Find the lines with the string "امان" and return them.

Data entries:
════════════════════

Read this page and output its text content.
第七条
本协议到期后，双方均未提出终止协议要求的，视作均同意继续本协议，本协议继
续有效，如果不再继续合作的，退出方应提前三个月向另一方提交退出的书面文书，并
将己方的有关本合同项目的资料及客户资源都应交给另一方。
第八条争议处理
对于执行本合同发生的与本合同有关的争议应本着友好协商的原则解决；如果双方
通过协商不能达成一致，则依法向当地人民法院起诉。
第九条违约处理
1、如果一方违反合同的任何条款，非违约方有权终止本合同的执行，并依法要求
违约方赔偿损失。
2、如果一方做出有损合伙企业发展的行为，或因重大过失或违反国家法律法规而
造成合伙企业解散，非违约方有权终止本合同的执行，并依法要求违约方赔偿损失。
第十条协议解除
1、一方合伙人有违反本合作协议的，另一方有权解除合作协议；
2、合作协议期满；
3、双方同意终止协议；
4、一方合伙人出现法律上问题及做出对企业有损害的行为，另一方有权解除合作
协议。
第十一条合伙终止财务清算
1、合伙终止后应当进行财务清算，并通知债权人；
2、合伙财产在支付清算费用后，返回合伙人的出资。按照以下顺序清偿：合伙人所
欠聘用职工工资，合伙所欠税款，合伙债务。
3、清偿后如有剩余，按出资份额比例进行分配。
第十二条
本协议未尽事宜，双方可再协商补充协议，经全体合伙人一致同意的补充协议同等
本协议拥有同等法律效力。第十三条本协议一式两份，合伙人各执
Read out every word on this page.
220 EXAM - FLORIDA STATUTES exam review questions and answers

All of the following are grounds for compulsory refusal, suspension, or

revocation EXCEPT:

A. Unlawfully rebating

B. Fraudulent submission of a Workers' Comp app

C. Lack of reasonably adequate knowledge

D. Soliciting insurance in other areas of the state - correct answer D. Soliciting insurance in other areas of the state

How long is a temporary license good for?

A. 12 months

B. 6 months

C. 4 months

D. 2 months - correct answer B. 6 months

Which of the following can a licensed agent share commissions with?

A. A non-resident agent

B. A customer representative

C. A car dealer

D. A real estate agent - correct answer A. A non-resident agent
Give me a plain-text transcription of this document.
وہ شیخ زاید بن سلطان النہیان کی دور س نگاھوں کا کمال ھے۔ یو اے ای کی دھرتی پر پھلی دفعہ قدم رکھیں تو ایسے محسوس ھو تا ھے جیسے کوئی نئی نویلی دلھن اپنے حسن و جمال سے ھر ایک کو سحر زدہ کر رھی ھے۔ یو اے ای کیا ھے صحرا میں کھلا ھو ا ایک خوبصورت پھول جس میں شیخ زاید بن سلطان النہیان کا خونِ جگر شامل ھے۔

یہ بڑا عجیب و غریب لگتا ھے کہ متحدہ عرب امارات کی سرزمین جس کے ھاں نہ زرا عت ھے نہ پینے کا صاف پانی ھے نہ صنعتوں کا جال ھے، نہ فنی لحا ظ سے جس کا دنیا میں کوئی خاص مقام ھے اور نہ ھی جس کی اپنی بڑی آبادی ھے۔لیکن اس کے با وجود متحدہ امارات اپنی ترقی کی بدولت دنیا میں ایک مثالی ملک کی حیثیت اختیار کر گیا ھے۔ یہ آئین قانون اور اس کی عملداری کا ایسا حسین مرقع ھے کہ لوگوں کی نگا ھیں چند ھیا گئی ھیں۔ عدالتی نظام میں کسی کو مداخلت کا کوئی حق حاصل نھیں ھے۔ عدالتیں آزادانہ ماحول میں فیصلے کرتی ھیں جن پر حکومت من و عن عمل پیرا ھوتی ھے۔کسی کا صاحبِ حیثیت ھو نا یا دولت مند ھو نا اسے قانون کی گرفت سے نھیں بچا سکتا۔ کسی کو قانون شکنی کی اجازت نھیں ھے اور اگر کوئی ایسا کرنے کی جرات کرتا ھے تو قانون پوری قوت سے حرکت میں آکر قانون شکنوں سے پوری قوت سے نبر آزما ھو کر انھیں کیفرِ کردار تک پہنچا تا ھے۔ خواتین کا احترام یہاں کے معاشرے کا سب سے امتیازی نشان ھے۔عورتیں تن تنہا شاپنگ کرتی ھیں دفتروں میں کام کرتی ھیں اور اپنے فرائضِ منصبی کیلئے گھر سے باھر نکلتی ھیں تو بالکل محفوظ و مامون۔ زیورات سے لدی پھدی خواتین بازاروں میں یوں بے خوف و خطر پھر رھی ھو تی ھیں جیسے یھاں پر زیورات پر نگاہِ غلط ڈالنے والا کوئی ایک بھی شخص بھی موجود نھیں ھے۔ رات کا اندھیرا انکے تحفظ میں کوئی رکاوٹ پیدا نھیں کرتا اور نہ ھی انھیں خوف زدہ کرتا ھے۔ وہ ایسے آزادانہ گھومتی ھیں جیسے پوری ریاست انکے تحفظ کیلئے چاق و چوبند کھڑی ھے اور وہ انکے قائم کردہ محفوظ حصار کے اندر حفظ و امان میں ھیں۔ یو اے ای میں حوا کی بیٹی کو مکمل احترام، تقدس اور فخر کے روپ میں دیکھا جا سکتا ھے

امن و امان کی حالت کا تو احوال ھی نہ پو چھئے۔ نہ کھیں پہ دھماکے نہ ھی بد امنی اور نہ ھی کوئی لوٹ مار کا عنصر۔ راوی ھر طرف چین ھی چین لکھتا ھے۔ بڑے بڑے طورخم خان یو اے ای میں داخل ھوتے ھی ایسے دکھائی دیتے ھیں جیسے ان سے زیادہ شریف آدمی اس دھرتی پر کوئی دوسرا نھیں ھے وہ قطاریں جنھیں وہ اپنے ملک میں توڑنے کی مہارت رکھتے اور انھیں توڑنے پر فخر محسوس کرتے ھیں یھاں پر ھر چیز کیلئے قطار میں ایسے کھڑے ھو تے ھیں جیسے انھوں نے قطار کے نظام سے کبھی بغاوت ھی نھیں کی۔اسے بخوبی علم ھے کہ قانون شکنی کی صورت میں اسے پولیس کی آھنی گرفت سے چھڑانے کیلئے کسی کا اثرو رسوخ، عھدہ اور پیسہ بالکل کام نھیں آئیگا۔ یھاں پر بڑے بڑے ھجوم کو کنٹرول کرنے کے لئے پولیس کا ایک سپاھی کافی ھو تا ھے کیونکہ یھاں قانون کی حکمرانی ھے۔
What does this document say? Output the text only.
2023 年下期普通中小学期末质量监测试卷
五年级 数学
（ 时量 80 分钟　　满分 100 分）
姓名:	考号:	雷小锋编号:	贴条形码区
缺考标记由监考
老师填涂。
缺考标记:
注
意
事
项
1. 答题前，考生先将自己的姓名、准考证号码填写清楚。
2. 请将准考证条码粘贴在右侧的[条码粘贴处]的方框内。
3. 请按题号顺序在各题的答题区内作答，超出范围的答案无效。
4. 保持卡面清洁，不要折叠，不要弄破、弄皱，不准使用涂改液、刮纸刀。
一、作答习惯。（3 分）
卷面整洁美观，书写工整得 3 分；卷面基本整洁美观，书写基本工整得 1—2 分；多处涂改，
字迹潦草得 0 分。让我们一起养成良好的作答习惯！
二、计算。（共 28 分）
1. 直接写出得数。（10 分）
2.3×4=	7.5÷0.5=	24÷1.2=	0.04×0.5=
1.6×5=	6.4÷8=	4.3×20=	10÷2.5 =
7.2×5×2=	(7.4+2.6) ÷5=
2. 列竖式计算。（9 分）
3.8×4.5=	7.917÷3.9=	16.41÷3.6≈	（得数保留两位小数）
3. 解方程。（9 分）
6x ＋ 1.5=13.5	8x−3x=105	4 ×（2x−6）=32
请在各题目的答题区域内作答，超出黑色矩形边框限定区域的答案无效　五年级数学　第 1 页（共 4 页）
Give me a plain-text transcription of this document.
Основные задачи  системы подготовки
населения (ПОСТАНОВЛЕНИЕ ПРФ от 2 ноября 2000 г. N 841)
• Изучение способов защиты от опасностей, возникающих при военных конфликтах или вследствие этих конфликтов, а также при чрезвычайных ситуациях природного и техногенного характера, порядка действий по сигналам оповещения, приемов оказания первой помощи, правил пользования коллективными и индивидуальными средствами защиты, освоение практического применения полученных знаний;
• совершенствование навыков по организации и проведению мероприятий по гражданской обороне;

════════════════════

• Solution to this problem:
یہ بڑا عجیب و غریب لگتا ھے کہ متحدہ عرب امارات کی سرزمین جس کے ھاں نہ زرا عت ھے نہ پینے کا صاف پانی ھے نہ صنعتوں کا جال ھے، نہ فنی لحا ظ سے جس کا دنیا میں کوئی خاص مقام ھے اور نہ ھی جس کی اپنی بڑی آبادی ھے۔لیکن اس کے با وجود متحدہ امارات اپنی ترقی کی بدولت دنیا میں ایک مثالی ملک کی حیثیت اختیار کر گیا ھے۔ یہ آئین قانون اور اس کی عملداری کا ایسا حسین مرقع ھے کہ لوگوں کی نگا ھیں چند ھیا گئی ھیں۔ عدالتی نظام میں کسی کو مداخلت کا کوئی حق حاصل نھیں ھے۔ عدالتیں آزادانہ ماحول میں فیصلے کرتی ھیں جن پر حکومت من و عن عمل پیرا ھوتی ھے۔کسی کا صاحبِ حیثیت ھو نا یا دولت مند ھو نا اسے قانون کی گرفت سے نھیں بچا سکتا۔ کسی کو قانون شکنی کی اجازت نھیں ھے اور اگر کوئی ایسا کرنے کی جرات کرتا ھے تو قانون پوری قوت سے حرکت میں آکر قانون شکنوں سے پوری قوت سے نبر آزما ھو کر انھیں کیفرِ کردار تک پہنچا تا ھے۔ خواتین کا احترام یہاں کے معاشرے کا سب سے امتیازی نشان ھے۔عورتیں تن تنہا شاپنگ کرتی ھیں دفتروں میں کام کرتی ھیں اور اپنے فرائضِ منصبی کیلئے گھر سے باھر نکلتی ھیں تو بالکل محفوظ و مامون۔ زیورات سے لدی پھدی خواتین بازاروں میں یوں بے خوف و خطر پھر رھی ھو تی ھیں جیسے یھاں پر زیورات پر نگاہِ غلط ڈالنے والا کوئی ایک بھی شخص بھی موجود نھیں ھے۔ رات کا اندھیرا انکے تحفظ میں کوئی رکاوٹ پیدا نھیں کرتا اور نہ ھی انھیں خوف زدہ کرتا ھے۔ وہ ایسے آزادانہ گھومتی ھیں جیسے پوری ریاست انکے تحفظ کیلئے چاق و چوبند کھڑی ھے اور وہ انکے قائم کردہ محفوظ حصار کے اندر حفظ و امان میں ھیں۔ یو اے ای میں حوا کی بیٹی کو مکمل احترام، تقدس اور فخر کے روپ میں دیکھا جا سکتا ھے
امن و امان کی حالت کا تو احوال ھی نہ پو چھئے۔ نہ کھیں پہ دھماکے نہ ھی بد امنی اور نہ ھی کوئی لوٹ مار کا عنصر۔ راوی ھر طرف چین ھی چین لکھتا ھے۔ بڑے بڑے طورخم خان یو اے ای میں داخل ھوتے ھی ایسے دکھائی دیتے ھیں جیسے ان سے زیادہ شریف آدمی اس دھرتی پر کوئی دوسرا نھیں ھے وہ قطاریں جنھیں وہ اپنے ملک میں توڑنے کی مہارت رکھتے اور انھیں توڑنے پر فخر محسوس کرتے ھیں یھاں پر ھر چیز کیلئے قطار میں ایسے کھڑے ھو تے ھیں جیسے انھوں نے قطار کے نظام سے کبھی بغاوت ھی نھیں کی۔اسے بخوبی علم ھے کہ قانون شکنی کی صورت میں اسے پولیس کی آھنی گرفت سے چھڑانے کیلئے کسی کا اثرو رسوخ، عھدہ اور پیسہ بالکل کام نھیں آئیگا۔ یھاں پر بڑے بڑے ھجوم کو کنٹرول کرنے کے لئے پولیس کا ایک سپاھی کافی ھو تا ھے کیونکہ یھاں قانون کی حکمرانی ھے۔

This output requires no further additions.